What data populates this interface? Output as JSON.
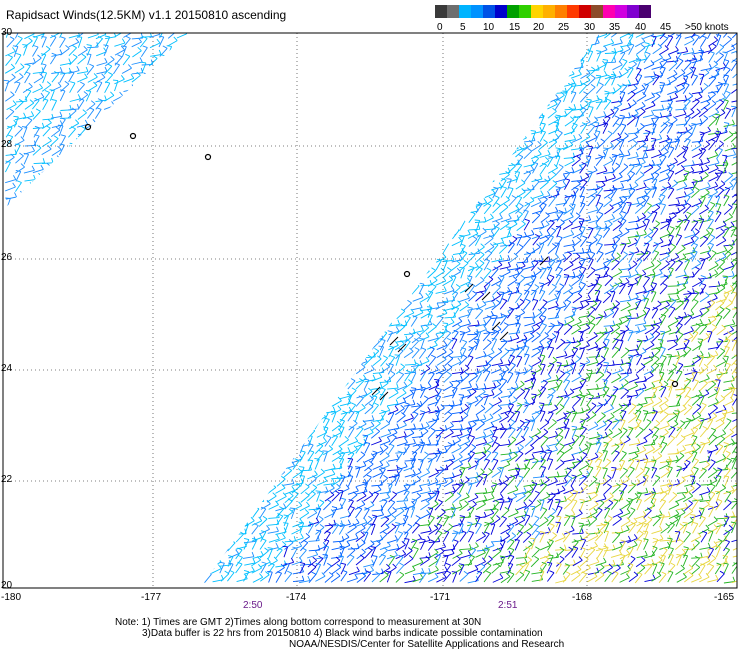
{
  "title": "Rapidsact Winds(12.5KM) v1.1 20150810 ascending",
  "legend": {
    "colors": [
      "#3a3a3a",
      "#6e6e6e",
      "#00b4ff",
      "#0092ff",
      "#0052e6",
      "#0000cc",
      "#00a000",
      "#2fd000",
      "#ffd400",
      "#ffb000",
      "#ff7f00",
      "#ff3a00",
      "#d00000",
      "#8c4b2a",
      "#ff00b0",
      "#d000e0",
      "#8000d0",
      "#4a0070"
    ],
    "labels": [
      "0",
      "5",
      "10",
      "15",
      "20",
      "25",
      "30",
      "35",
      "40",
      "45",
      ">50 knots"
    ]
  },
  "map": {
    "lat_labels": [
      "30",
      "28",
      "26",
      "24",
      "22",
      "20"
    ],
    "lon_labels": [
      "-180",
      "-177",
      "-174",
      "-171",
      "-168",
      "-165"
    ],
    "times": [
      "2:50",
      "2:51"
    ]
  },
  "notes": {
    "line1": "Note: 1) Times are GMT 2)Times along bottom correspond to measurement at 30N",
    "line2": "3)Data buffer is 22 hrs from 20150810 4) Black wind barbs indicate possible contamination",
    "line3": "NOAA/NESDIS/Center for Satellite Applications and Research"
  }
}
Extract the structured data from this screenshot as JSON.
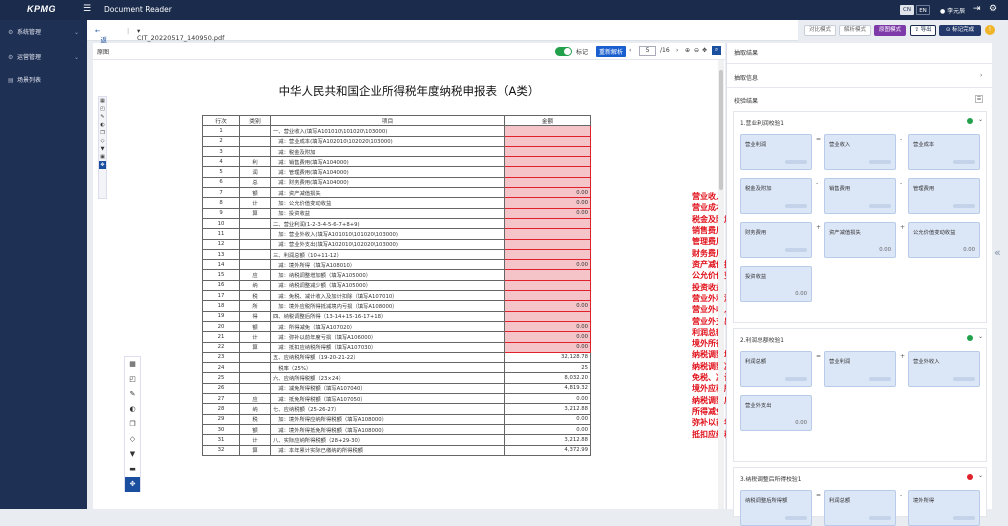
{
  "topbar": {
    "logo": "KPMG",
    "app_title": "Document Reader",
    "lang_cn": "CN",
    "lang_en": "EN",
    "user": "李元辰"
  },
  "sidebar": {
    "items": [
      {
        "label": "系统管理",
        "icon": "gear-icon"
      },
      {
        "label": "运营管理",
        "icon": "cog-icon"
      },
      {
        "label": "场景列表",
        "icon": "list-icon"
      }
    ]
  },
  "breadcrumb": {
    "back": "返回",
    "file": "CIT_20220517_140950.pdf"
  },
  "toolbar": {
    "compare_mode": "对比模式",
    "parse_mode": "解析模式",
    "source_mode": "原图模式",
    "export": "导出",
    "save": "标记完成"
  },
  "viewer": {
    "section": "原图",
    "mark_label": "标记",
    "reparse": "重新解析",
    "page_current": "5",
    "page_total": "/16"
  },
  "document": {
    "title": "中华人民共和国企业所得税年度纳税申报表（A类）",
    "headers": [
      "行次",
      "类别",
      "项目",
      "金额"
    ],
    "rows": [
      {
        "n": "1",
        "cat": "",
        "item": "一、营业收入(填写A101010\\101020\\103000)",
        "amt": "",
        "hl": true
      },
      {
        "n": "2",
        "cat": "",
        "item": "　减：营业成本(填写A102010\\102020\\103000)",
        "amt": "",
        "hl": true
      },
      {
        "n": "3",
        "cat": "",
        "item": "　减：税金及附加",
        "amt": "",
        "hl": true
      },
      {
        "n": "4",
        "cat": "利",
        "item": "　减：销售费用(填写A104000)",
        "amt": "",
        "hl": true
      },
      {
        "n": "5",
        "cat": "润",
        "item": "　减：管理费用(填写A104000)",
        "amt": "",
        "hl": true
      },
      {
        "n": "6",
        "cat": "总",
        "item": "　减：财务费用(填写A104000)",
        "amt": "",
        "hl": true
      },
      {
        "n": "7",
        "cat": "额",
        "item": "　减：资产减值损失",
        "amt": "0.00",
        "hl": true
      },
      {
        "n": "8",
        "cat": "计",
        "item": "　加：公允价值变动收益",
        "amt": "0.00",
        "hl": true
      },
      {
        "n": "9",
        "cat": "算",
        "item": "　加：投资收益",
        "amt": "0.00",
        "hl": true
      },
      {
        "n": "10",
        "cat": "",
        "item": "二、营业利润(1-2-3-4-5-6-7+8+9)",
        "amt": "",
        "hl": true
      },
      {
        "n": "11",
        "cat": "",
        "item": "　加：营业外收入(填写A101010\\101020\\103000)",
        "amt": "",
        "hl": true
      },
      {
        "n": "12",
        "cat": "",
        "item": "　减：营业外支出(填写A102010\\102020\\103000)",
        "amt": "",
        "hl": true
      },
      {
        "n": "13",
        "cat": "",
        "item": "三、利润总额（10+11-12）",
        "amt": "",
        "hl": true
      },
      {
        "n": "14",
        "cat": "",
        "item": "　减：境外所得（填写A108010）",
        "amt": "0.00",
        "hl": true
      },
      {
        "n": "15",
        "cat": "应",
        "item": "　加：纳税调整增加额（填写A105000）",
        "amt": "",
        "hl": true
      },
      {
        "n": "16",
        "cat": "纳",
        "item": "　减：纳税调整减少额（填写A105000）",
        "amt": "",
        "hl": true
      },
      {
        "n": "17",
        "cat": "税",
        "item": "　减：免税、减计收入及加计扣除（填写A107010）",
        "amt": "",
        "hl": true
      },
      {
        "n": "18",
        "cat": "所",
        "item": "　加：境外应税所得抵减境内亏损（填写A108000）",
        "amt": "0.00",
        "hl": true
      },
      {
        "n": "19",
        "cat": "得",
        "item": "四、纳税调整后所得（13-14+15-16-17+18）",
        "amt": "",
        "hl": true
      },
      {
        "n": "20",
        "cat": "额",
        "item": "　减：所得减免（填写A107020）",
        "amt": "0.00",
        "hl": true
      },
      {
        "n": "21",
        "cat": "计",
        "item": "　减：弥补以前年度亏损（填写A106000）",
        "amt": "0.00",
        "hl": true
      },
      {
        "n": "22",
        "cat": "算",
        "item": "　减：抵扣应纳税所得额（填写A107030）",
        "amt": "0.00",
        "hl": true
      },
      {
        "n": "23",
        "cat": "",
        "item": "五、应纳税所得额（19-20-21-22）",
        "amt": "32,128.78",
        "hl": false
      },
      {
        "n": "24",
        "cat": "",
        "item": "　税率（25%）",
        "amt": "25",
        "hl": false
      },
      {
        "n": "25",
        "cat": "",
        "item": "六、应纳所得税额（23×24）",
        "amt": "8,032.20",
        "hl": false
      },
      {
        "n": "26",
        "cat": "",
        "item": "　减：减免所得税额（填写A107040）",
        "amt": "4,819.32",
        "hl": false
      },
      {
        "n": "27",
        "cat": "应",
        "item": "　减：抵免所得税额（填写A107050）",
        "amt": "0.00",
        "hl": false
      },
      {
        "n": "28",
        "cat": "纳",
        "item": "七、应纳税额（25-26-27）",
        "amt": "3,212.88",
        "hl": false
      },
      {
        "n": "29",
        "cat": "税",
        "item": "　加：境外所得应纳所得税额（填写A108000）",
        "amt": "0.00",
        "hl": false
      },
      {
        "n": "30",
        "cat": "额",
        "item": "　减：境外所得抵免所得税额（填写A108000）",
        "amt": "0.00",
        "hl": false
      },
      {
        "n": "31",
        "cat": "计",
        "item": "八、实际应纳所得税额（28+29-30）",
        "amt": "3,212.88",
        "hl": false
      },
      {
        "n": "32",
        "cat": "算",
        "item": "　减：本年累计实际已缴纳的所得税额",
        "amt": "4,372.99",
        "hl": false
      }
    ],
    "annotations": [
      "营业收入",
      "营业成本",
      "税金及附加",
      "销售费用",
      "管理费用",
      "财务费用",
      "资产减值损失",
      "公允价值变动收益",
      "投资收益",
      "营业外利润",
      "营业外收入",
      "营业外支出",
      "利润总额",
      "境外所得",
      "纳税调整增加额",
      "纳税调整减少额",
      "免税、减计收入及加计扣除",
      "境外应税所得抵减境内亏损",
      "纳税调整后所得",
      "所得减免",
      "弥补以前年度亏损",
      "抵扣应纳税所得额"
    ]
  },
  "right_panel": {
    "header": "抽取结果",
    "extract_info": "抽取信息",
    "check_results": "校验结果",
    "groups": [
      {
        "title": "1.营业利润校验1",
        "status": "pass",
        "status_color": "#22a04b",
        "cards": [
          {
            "label": "营业利润",
            "value": ""
          },
          {
            "label": "营业收入",
            "value": ""
          },
          {
            "label": "营业成本",
            "value": ""
          },
          {
            "label": "税金及附加",
            "value": ""
          },
          {
            "label": "销售费用",
            "value": ""
          },
          {
            "label": "管理费用",
            "value": ""
          },
          {
            "label": "财务费用",
            "value": ""
          },
          {
            "label": "资产减值损失",
            "value": "0.00"
          },
          {
            "label": "公允价值变动收益",
            "value": "0.00"
          },
          {
            "label": "投资收益",
            "value": "0.00"
          }
        ]
      },
      {
        "title": "2.利润总额校验1",
        "status": "pass",
        "status_color": "#22a04b",
        "cards": [
          {
            "label": "利润总额",
            "value": ""
          },
          {
            "label": "营业利润",
            "value": ""
          },
          {
            "label": "营业外收入",
            "value": ""
          },
          {
            "label": "营业外支出",
            "value": "0.00"
          }
        ]
      },
      {
        "title": "3.纳税调整后所得校验1",
        "status": "fail",
        "status_color": "#e0202a",
        "cards": [
          {
            "label": "纳税调整后所得额",
            "value": ""
          },
          {
            "label": "利润总额",
            "value": ""
          },
          {
            "label": "境外所得",
            "value": ""
          }
        ]
      }
    ]
  }
}
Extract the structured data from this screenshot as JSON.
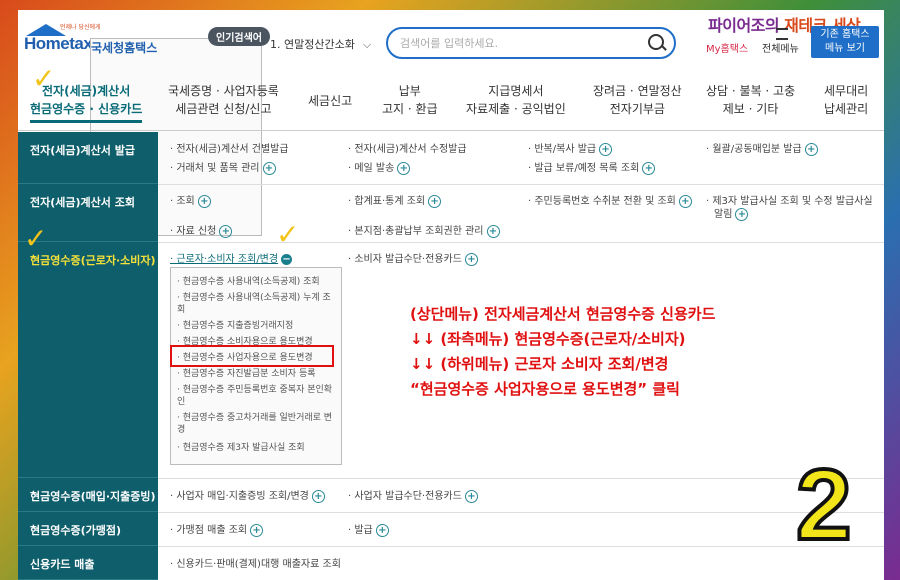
{
  "header": {
    "logo_brand": "Hometax.",
    "logo_sub": "국세청홈택스",
    "logo_tiny": "언제나 당신에게",
    "popular_label": "인기검색어",
    "popular_item": "1. 연말정산간소화",
    "search_placeholder": "검색어를 입력하세요.",
    "blog_title_a": "파이어조의",
    "blog_title_b": " 재테크 세상",
    "my_hometax": "My홈택스",
    "all_menu": "전체메뉴",
    "old_view": "기존 홈택스\n메뉴 보기"
  },
  "top_nav": [
    {
      "label": "전자(세금)계산서\n현금영수증 · 신용카드"
    },
    {
      "label": "국세증명 · 사업자등록\n세금관련 신청/신고"
    },
    {
      "label": "세금신고"
    },
    {
      "label": "납부\n고지 · 환급"
    },
    {
      "label": "지급명세서\n자료제출 · 공익법인"
    },
    {
      "label": "장려금 · 연말정산\n전자기부금"
    },
    {
      "label": "상담 · 불복 · 고충\n제보 · 기타"
    },
    {
      "label": "세무대리\n납세관리"
    }
  ],
  "sections": [
    {
      "label": "전자(세금)계산서 발급",
      "items": [
        "· 전자(세금)계산서 건별발급",
        "· 전자(세금)계산서 수정발급",
        "· 반복/복사 발급",
        "· 월괄/공동매입분 발급",
        "· 거래처 및 품목 관리",
        "· 메일 발송",
        "· 발급 보류/예정 목록 조회"
      ]
    },
    {
      "label": "전자(세금)계산서 조회",
      "items": [
        "· 조회",
        "· 합계표·통계 조회",
        "· 주민등록번호 수취분 전환 및 조회",
        "· 제3자 발급사실 조회 및 수정 발급사실",
        "알림",
        "· 자료 신청",
        "· 본지점·총괄납부 조회권한 관리"
      ]
    },
    {
      "label": "현금영수증(근로자·소비자)",
      "items": [
        "· 근로자·소비자 조회/변경",
        "· 소비자 발급수단·전용카드"
      ]
    },
    {
      "label": "현금영수증(매입·지출증빙)",
      "items": [
        "· 사업자 매입·지출증빙 조회/변경",
        "· 사업자 발급수단·전용카드"
      ]
    },
    {
      "label": "현금영수증(가맹점)",
      "items": [
        "· 가맹점 매출 조회",
        "· 발급"
      ]
    },
    {
      "label": "신용카드 매출",
      "items": [
        "· 신용카드·판매(결제)대행 매출자료 조회"
      ]
    }
  ],
  "submenu": [
    "· 현금영수증 사용내역(소득공제) 조회",
    "· 현금영수증 사용내역(소득공제) 누계 조회",
    "· 현금영수증 지출증빙거래지정",
    "· 현금영수증 소비자용으로 용도변경",
    "· 현금영수증 사업자용으로 용도변경",
    "· 현금영수증 자진발급분 소비자 등록",
    "· 현금영수증 주민등록번호 중복자 본인확인",
    "· 현금영수증 중고차거래를 일반거래로 변경",
    "· 현금영수증 제3자 발급사실 조회"
  ],
  "annotation": [
    "(상단메뉴) 전자세금계산서 현금영수증 신용카드",
    "↓↓ (좌측메뉴) 현금영수증(근로자/소비자)",
    "↓↓ (하위메뉴) 근로자 소비자 조회/변경",
    "“현금영수증 사업자용으로 용도변경” 클릭"
  ],
  "step_number": "2",
  "colors": {
    "left_column": "#0e5f6b",
    "highlight": "#f5e03a",
    "annotation": "#e01010",
    "accent": "#1f6ec7"
  }
}
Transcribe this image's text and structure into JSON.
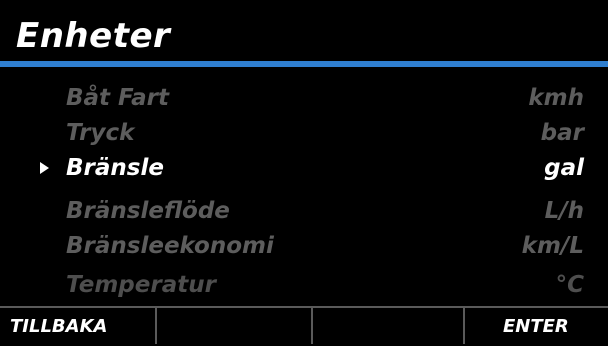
{
  "header": {
    "title": "Enheter",
    "accent_color": "#2f7fd0"
  },
  "menu": {
    "selected_index": 2,
    "items": [
      {
        "label": "Båt Fart",
        "value": "kmh"
      },
      {
        "label": "Tryck",
        "value": "bar"
      },
      {
        "label": "Bränsle",
        "value": "gal"
      },
      {
        "label": "Bränsleflöde",
        "value": "L/h"
      },
      {
        "label": "Bränsleekonomi",
        "value": "km/L"
      },
      {
        "label": "Temperatur",
        "value": "°C"
      }
    ],
    "selector_icon": "triangle-right-icon"
  },
  "softkeys": {
    "left": "TILLBAKA",
    "center_left": "",
    "center_right": "",
    "right": "ENTER"
  }
}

_____

(Goal) For each line of the entries that includes "抵扣应纳税所得额", show that line.

(Result of this exercise)
        "item": "　减：抵扣应纳税所得额（填写A107030）",
      "抵扣应纳税所得额"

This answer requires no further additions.